Exercise goal: Extend the forum thread on intelligent design and scientific inference by writing what follows its final post.

Source text:
·····
You could be right, but for simplicity I didn’t want to add that to the discussion. In essence, rejecting the null means that one or more of the assumptions is wrong. In ID this almost always comes down to unstated assumptions about the Designer - a sort of begging the question.
I’ve been trying to do that for 15 years now. It’s not how we describe it, but a refusal to accept the definition.
A clear example and counter-example couldn’t hurt. Busy day tho - but shoot me a message tomorrow.
That’s what I just did. A single methodology has its own inherent bias since no method is perfect. Almost every sampling of a population is going to have flaws. The way to limit this impact is to use multiple methodologies that have different biases. If the statistical significance of your results holds up after testing with multiple methodologies then you can have much more confidence in those results.
This relates to ID in many ways. For example, ID proponents have a tough time linking different parts of biology together. For example, linking genetics and morphology together really hasn’t happened in ID circles. On the flip side, evolution predicts matching phylogenies for morphology and genetics which are two independent data sets. Evolution naturally explains seemingly disparate observations and ties them together in a way that ID simply can’t.
People keep telling you that induction isn’t the problem, and you keep ignoring them. Induction isn’t the problem. Behe’s problem is not that he used induction. Pretty much all science depends on induction.
It doesn’t have to be conclusive for fork’s sake, that’s the whole point of probabilistic reasoning. It CAN’T be conclusive. No scientific conclusion is “conclusive” in that sense you seem to be unable to stop obsessing over. Your argument here is BAD. You are not attacking ID, you are attacking the very basis of science that it is based on probabilistic reasoning to tentative conclusions.
Hold it guys, I think I can settle this, give me a few minutes to write …
… a few minutes later …
The trouble is more fundamental than induction, probability, cause and proof. It’s the very hypothesis of Design itself. Without a hypothesis as a basis there is no inference. Without some definition of Design or Designer there is nothing we can infer-to by any means.
The implied assumption of Intelligent Design is the Designer exists. Expressed mathematically, this is a Bayesian prior assumption “The Designer Exists” with probability =1.0." I have a post somewhere explaining how I arrive at that conclusion which I will search and link - I’m too lazy/busy to reproduce it.
·····
Given information:
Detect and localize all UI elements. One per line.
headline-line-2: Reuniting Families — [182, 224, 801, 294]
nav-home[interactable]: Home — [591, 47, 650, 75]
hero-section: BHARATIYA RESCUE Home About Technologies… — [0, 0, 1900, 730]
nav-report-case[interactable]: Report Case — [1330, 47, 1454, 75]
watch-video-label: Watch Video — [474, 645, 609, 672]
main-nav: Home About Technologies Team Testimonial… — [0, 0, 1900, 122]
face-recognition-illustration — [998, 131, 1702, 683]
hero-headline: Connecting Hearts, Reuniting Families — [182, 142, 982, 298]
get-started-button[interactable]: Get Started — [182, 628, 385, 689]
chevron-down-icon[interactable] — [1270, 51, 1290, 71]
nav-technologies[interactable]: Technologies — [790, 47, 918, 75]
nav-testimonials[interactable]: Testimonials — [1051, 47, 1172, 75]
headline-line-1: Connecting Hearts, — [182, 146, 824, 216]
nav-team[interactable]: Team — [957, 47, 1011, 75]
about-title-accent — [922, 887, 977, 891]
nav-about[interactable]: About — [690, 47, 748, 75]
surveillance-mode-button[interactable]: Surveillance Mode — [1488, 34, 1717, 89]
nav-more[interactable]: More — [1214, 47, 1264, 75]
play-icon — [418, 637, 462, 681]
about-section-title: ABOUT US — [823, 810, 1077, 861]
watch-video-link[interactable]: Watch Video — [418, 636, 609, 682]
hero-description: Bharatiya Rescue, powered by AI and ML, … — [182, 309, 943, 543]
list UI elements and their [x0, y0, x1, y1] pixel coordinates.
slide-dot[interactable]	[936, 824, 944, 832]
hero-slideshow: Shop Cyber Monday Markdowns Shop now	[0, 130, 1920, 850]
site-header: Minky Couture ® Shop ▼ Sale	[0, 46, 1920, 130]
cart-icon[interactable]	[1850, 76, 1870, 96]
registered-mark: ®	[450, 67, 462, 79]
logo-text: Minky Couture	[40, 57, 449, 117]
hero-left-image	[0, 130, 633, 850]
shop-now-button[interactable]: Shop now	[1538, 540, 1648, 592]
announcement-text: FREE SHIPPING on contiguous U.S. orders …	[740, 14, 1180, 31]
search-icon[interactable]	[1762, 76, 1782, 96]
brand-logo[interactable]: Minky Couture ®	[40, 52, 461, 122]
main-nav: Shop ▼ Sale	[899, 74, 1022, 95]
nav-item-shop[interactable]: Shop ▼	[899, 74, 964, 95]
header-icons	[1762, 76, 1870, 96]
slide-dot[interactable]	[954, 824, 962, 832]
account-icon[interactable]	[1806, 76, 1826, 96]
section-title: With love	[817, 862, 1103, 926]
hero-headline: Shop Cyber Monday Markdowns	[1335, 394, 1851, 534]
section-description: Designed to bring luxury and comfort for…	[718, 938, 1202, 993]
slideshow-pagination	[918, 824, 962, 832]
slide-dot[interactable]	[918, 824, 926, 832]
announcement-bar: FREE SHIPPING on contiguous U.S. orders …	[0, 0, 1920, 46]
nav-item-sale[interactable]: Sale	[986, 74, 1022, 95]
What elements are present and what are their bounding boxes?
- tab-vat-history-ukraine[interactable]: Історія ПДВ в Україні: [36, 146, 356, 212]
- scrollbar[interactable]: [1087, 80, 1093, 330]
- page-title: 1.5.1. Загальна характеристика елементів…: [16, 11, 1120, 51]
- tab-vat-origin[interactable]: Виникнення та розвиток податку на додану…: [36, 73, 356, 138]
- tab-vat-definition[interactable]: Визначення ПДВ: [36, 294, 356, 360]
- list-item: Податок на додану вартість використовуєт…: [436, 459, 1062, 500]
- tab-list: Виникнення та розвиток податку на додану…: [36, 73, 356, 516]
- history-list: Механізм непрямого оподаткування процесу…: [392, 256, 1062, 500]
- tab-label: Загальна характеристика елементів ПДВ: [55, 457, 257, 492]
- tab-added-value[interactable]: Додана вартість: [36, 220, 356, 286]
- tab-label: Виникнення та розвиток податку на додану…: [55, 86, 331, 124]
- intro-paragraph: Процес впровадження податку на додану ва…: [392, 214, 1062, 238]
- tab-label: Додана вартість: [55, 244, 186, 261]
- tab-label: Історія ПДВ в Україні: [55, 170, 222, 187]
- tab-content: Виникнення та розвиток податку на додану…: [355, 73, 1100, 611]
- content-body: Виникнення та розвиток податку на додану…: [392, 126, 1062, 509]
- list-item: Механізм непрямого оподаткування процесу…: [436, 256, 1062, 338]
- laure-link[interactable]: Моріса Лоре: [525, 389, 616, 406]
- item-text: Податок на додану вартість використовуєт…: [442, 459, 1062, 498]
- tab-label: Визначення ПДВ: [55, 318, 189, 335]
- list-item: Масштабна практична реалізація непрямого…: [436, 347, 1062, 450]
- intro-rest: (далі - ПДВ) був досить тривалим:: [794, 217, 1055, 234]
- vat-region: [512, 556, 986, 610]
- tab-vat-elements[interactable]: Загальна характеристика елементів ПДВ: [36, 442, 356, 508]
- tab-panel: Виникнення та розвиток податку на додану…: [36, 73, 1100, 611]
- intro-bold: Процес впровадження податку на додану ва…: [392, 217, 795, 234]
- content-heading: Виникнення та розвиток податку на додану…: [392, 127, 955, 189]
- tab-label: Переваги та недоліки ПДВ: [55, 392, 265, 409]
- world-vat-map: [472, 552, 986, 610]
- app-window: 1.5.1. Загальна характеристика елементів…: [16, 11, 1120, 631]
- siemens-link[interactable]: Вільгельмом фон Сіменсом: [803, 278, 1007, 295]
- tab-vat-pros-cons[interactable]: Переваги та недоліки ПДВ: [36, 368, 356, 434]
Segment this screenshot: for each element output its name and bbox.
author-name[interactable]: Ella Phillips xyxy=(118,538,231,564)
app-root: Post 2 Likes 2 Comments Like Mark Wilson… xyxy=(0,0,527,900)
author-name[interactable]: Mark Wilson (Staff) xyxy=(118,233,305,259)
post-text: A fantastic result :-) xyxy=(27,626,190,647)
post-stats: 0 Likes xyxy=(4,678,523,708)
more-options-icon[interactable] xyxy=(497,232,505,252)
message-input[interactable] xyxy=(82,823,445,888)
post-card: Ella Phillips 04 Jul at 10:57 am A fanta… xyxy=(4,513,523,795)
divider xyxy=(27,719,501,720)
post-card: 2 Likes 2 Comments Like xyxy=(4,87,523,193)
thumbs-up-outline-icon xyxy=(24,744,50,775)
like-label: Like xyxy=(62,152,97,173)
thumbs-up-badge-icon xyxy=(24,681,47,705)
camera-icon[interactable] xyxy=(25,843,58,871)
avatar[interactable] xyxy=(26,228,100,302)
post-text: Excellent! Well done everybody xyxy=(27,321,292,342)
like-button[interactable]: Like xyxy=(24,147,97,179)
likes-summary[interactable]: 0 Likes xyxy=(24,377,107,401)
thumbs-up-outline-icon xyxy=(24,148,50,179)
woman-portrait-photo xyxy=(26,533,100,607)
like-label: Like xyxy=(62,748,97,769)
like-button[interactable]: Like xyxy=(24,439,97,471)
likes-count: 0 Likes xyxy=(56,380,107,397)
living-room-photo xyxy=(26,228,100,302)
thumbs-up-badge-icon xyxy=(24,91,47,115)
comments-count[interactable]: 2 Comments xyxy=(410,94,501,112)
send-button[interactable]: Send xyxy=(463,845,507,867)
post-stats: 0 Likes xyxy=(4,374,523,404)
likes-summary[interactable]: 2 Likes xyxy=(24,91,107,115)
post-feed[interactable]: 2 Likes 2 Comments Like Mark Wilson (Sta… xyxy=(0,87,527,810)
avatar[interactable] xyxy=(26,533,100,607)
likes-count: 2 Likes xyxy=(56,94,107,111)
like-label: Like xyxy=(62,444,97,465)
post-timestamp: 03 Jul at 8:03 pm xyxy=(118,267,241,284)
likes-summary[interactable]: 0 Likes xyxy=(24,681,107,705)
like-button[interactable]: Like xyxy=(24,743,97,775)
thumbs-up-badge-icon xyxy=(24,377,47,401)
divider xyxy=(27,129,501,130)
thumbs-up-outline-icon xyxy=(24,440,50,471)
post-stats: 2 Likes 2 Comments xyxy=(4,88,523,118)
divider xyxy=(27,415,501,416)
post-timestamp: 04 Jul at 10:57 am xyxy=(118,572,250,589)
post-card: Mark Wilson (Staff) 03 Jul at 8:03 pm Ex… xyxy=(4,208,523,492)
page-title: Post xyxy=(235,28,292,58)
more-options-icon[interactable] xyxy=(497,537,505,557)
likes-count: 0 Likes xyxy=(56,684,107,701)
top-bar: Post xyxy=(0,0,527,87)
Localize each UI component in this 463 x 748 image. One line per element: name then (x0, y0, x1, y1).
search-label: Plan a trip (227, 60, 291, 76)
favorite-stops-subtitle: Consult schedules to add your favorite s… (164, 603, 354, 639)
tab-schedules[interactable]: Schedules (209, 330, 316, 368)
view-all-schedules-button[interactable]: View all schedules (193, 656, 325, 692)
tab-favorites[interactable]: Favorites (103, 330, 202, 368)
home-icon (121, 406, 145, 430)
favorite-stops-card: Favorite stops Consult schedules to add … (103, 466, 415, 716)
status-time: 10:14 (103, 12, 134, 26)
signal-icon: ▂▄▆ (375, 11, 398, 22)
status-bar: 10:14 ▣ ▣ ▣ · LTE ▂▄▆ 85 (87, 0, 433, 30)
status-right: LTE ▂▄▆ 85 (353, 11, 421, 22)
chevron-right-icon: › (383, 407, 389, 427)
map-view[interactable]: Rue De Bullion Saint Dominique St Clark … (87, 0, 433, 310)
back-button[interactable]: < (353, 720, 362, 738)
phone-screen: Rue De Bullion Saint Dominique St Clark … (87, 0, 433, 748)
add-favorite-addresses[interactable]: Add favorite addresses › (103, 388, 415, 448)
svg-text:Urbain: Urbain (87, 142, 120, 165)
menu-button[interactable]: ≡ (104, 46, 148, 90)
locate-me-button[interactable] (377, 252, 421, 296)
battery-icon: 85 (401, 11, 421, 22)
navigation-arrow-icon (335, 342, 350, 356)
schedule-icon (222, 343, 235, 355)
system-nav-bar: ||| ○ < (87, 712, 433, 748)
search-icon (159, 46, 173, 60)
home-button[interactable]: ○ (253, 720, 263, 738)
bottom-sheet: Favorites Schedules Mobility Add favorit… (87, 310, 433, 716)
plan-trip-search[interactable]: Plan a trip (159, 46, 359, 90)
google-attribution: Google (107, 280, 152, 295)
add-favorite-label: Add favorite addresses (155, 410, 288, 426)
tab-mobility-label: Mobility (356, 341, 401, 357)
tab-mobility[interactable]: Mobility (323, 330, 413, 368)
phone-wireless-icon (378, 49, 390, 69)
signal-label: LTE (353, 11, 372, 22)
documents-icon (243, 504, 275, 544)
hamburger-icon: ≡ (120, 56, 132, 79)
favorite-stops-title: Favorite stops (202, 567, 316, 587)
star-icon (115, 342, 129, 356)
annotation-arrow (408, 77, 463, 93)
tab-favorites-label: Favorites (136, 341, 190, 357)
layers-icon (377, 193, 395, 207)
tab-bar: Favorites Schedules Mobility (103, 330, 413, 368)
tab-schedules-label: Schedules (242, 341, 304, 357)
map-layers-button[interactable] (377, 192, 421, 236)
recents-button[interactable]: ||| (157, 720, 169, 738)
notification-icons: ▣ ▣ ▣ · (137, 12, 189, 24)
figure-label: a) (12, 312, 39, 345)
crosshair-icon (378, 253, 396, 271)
·····
Response box:
The implications of such a prior are that all evidence is ignored and the conclusion favors Design, always. This is why arguments about ID always devolve into nonsensical conclusions and discussion, because the implicit assumption of ID is nonsensical. Given a false assumption we can conclude anything we like as a “true” statement.
Now to find that link …
One: From a discussion of the premises of Design arguments.
Yes, absolutely! And if, in a particular person’s situation there is no difference, then that particular person doesn’t understand the limits of science.
I have done so several times. Science methodology is meant to evaluate repeated events.
Miraculous and divine events are not repetitive. So they cannot be assessed scientifically.
God cannot be treated as an Independent Variable. So, again, God cannot be assessed scientifically.
And this is the basic problem with I.D. It claims that it doesn’t need methodology for us to draw conclusions… and yet Behe has yet to explain how we can tell which virus God has designed and which virus God has NOT designed…
… which bear God has designed, and which bear God has NOT designed.
We accept a scientific claim because we test it thoroughly. We design experiments that attempt to show the claim is false. And if it stands up to all of that testing, we tentatively accept it.
People come to faith in God by means of human persuasion. And they are taught to never rigorously test it, for such testing would show a lack of faith.
You falsify it by finding a mechanism that explains it. Like Einstein falsified divine involvement (per Newton) when he showed with an experimentally validated model how mass as a mechanism could accurately explain planetary motion.
That doesn’t work. How could you conclusively show God wasn’t behind the scenes directing whatever mechanism (i.e. evolution) was found? Couldn’t an omnipotent Deity do that without you detecting it?
Sorry Bill, once you start inserting supernatural forces you leave the realm of science.